What this task involves -
Repeat every entry word for word, but leave the images out of your copy.

Dataset entries:
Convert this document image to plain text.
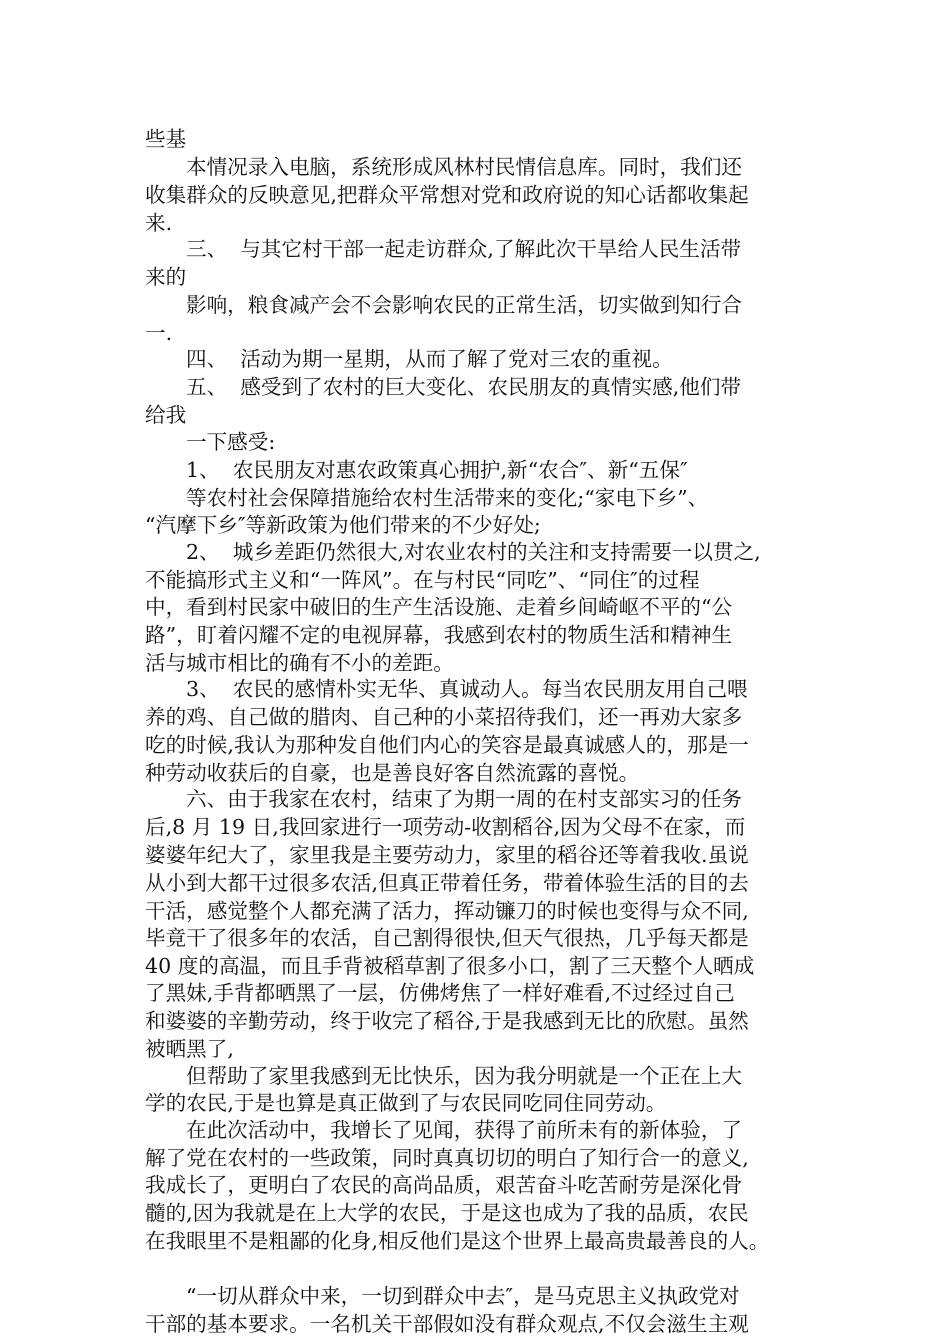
些基
本情况录入电脑，系统形成风林村民情信息库。同时，我们还
收集群众的反映意见,把群众平常想对党和政府说的知心话都收集起
来.
三、  与其它村干部一起走访群众,了解此次干旱给人民生活带
来的
影响，粮食减产会不会影响农民的正常生活，切实做到知行合
一.
四、  活动为期一星期，从而了解了党对三农的重视。
五、  感受到了农村的巨大变化、农民朋友的真情实感,他们带
给我
一下感受:
1、  农民朋友对惠农政策真心拥护,新“农合″、新“五保″
等农村社会保障措施给农村生活带来的变化;“家电下乡”、
“汽摩下乡″等新政策为他们带来的不少好处;
2、  城乡差距仍然很大,对农业农村的关注和支持需要一以贯之,
不能搞形式主义和“一阵风”。在与村民“同吃”、“同住″的过程
中，看到村民家中破旧的生产生活设施、走着乡间崎岖不平的“公
路”，盯着闪耀不定的电视屏幕，我感到农村的物质生活和精神生
活与城市相比的确有不小的差距。
3、  农民的感情朴实无华、真诚动人。每当农民朋友用自己喂
养的鸡、自己做的腊肉、自己种的小菜招待我们，还一再劝大家多
吃的时候,我认为那种发自他们内心的笑容是最真诚感人的，那是一
种劳动收获后的自豪，也是善良好客自然流露的喜悦。
六、由于我家在农村，结束了为期一周的在村支部实习的任务
后,8 月 19 日,我回家进行一项劳动-收割稻谷,因为父母不在家，而
婆婆年纪大了，家里我是主要劳动力，家里的稻谷还等着我收.虽说
从小到大都干过很多农活,但真正带着任务，带着体验生活的目的去
干活，感觉整个人都充满了活力，挥动镰刀的时候也变得与众不同,
毕竟干了很多年的农活，自己割得很快,但天气很热，几乎每天都是
40 度的高温，而且手背被稻草割了很多小口，割了三天整个人晒成
了黑妹,手背都晒黑了一层，仿佛烤焦了一样好难看,不过经过自己
和婆婆的辛勤劳动，终于收完了稻谷,于是我感到无比的欣慰。虽然
被晒黑了,
但帮助了家里我感到无比快乐，因为我分明就是一个正在上大
学的农民,于是也算是真正做到了与农民同吃同住同劳动。
在此次活动中，我增长了见闻，获得了前所未有的新体验，了
解了党在农村的一些政策，同时真真切切的明白了知行合一的意义,
我成长了，更明白了农民的高尚品质，艰苦奋斗吃苦耐劳是深化骨
髓的,因为我就是在上大学的农民，于是这也成为了我的品质，农民
在我眼里不是粗鄙的化身,相反他们是这个世界上最高贵最善良的人。
“一切从群众中来，一切到群众中去″，是马克思主义执政党对
干部的基本要求。一名机关干部假如没有群众观点,不仅会滋生主观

Task output -
Convert this document image to plain text.
些基
本情况录入电脑，系统形成风林村民情信息库。同时，我们还
收集群众的反映意见,把群众平常想对党和政府说的知心话都收集起
来.
三、  与其它村干部一起走访群众,了解此次干旱给人民生活带
来的
影响，粮食减产会不会影响农民的正常生活，切实做到知行合
一.
四、  活动为期一星期，从而了解了党对三农的重视。
五、  感受到了农村的巨大变化、农民朋友的真情实感,他们带
给我
一下感受:
1、  农民朋友对惠农政策真心拥护,新“农合″、新“五保″
等农村社会保障措施给农村生活带来的变化;“家电下乡”、
“汽摩下乡″等新政策为他们带来的不少好处;
2、  城乡差距仍然很大,对农业农村的关注和支持需要一以贯之,
不能搞形式主义和“一阵风”。在与村民“同吃”、“同住″的过程
中，看到村民家中破旧的生产生活设施、走着乡间崎岖不平的“公
路”，盯着闪耀不定的电视屏幕，我感到农村的物质生活和精神生
活与城市相比的确有不小的差距。
3、  农民的感情朴实无华、真诚动人。每当农民朋友用自己喂
养的鸡、自己做的腊肉、自己种的小菜招待我们，还一再劝大家多
吃的时候,我认为那种发自他们内心的笑容是最真诚感人的，那是一
种劳动收获后的自豪，也是善良好客自然流露的喜悦。
六、由于我家在农村，结束了为期一周的在村支部实习的任务
后,8 月 19 日,我回家进行一项劳动-收割稻谷,因为父母不在家，而
婆婆年纪大了，家里我是主要劳动力，家里的稻谷还等着我收.虽说
从小到大都干过很多农活,但真正带着任务，带着体验生活的目的去
干活，感觉整个人都充满了活力，挥动镰刀的时候也变得与众不同,
毕竟干了很多年的农活，自己割得很快,但天气很热，几乎每天都是
40 度的高温，而且手背被稻草割了很多小口，割了三天整个人晒成
了黑妹,手背都晒黑了一层，仿佛烤焦了一样好难看,不过经过自己
和婆婆的辛勤劳动，终于收完了稻谷,于是我感到无比的欣慰。虽然
被晒黑了,
但帮助了家里我感到无比快乐，因为我分明就是一个正在上大
学的农民,于是也算是真正做到了与农民同吃同住同劳动。
在此次活动中，我增长了见闻，获得了前所未有的新体验，了
解了党在农村的一些政策，同时真真切切的明白了知行合一的意义,
我成长了，更明白了农民的高尚品质，艰苦奋斗吃苦耐劳是深化骨
髓的,因为我就是在上大学的农民，于是这也成为了我的品质，农民
在我眼里不是粗鄙的化身,相反他们是这个世界上最高贵最善良的人。
“一切从群众中来，一切到群众中去″，是马克思主义执政党对
干部的基本要求。一名机关干部假如没有群众观点,不仅会滋生主观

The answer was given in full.